* Start Records supplied *

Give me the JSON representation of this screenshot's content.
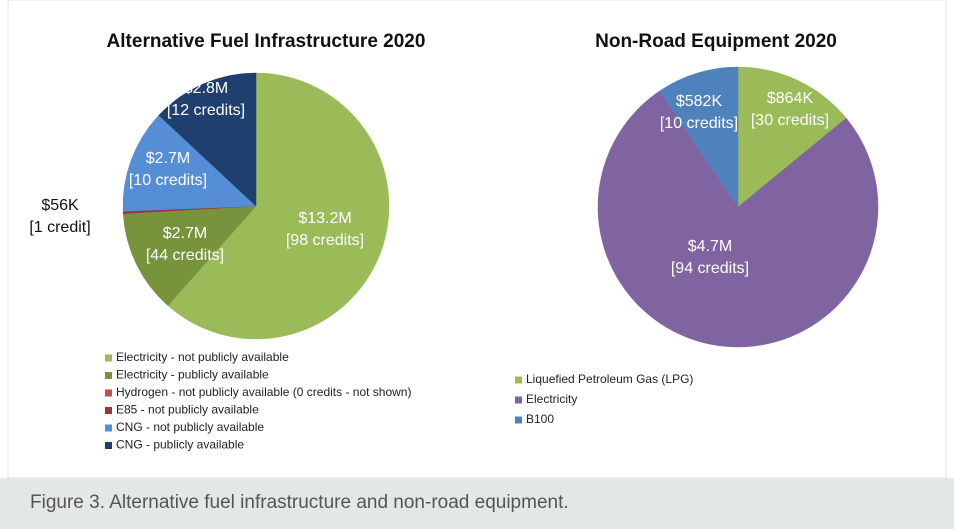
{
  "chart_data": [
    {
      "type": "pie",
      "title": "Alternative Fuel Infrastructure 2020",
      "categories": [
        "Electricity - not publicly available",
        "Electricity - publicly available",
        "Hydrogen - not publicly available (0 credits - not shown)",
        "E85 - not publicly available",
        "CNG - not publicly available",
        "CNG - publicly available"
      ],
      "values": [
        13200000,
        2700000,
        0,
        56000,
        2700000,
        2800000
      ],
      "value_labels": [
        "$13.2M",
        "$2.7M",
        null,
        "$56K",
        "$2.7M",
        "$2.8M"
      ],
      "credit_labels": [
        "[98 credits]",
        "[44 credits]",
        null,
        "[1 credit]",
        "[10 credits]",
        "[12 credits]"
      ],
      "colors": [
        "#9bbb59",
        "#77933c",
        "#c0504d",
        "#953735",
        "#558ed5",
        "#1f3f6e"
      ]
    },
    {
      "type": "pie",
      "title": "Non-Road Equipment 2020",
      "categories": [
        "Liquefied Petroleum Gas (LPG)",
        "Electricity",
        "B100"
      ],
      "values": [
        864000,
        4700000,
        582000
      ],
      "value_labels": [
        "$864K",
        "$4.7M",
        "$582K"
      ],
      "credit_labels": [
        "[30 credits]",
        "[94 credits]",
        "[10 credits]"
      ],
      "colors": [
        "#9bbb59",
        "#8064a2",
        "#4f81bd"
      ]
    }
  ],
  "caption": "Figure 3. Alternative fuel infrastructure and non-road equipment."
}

* End Records supplied *

▶ Problem to work on
Locate each line with the word "Alternative" and copy it.

▶ Answer to the problem
      "title": "Alternative Fuel Infrastructure 2020",
  "caption": "Figure 3. Alternative fuel infrastructure and non-road equipment."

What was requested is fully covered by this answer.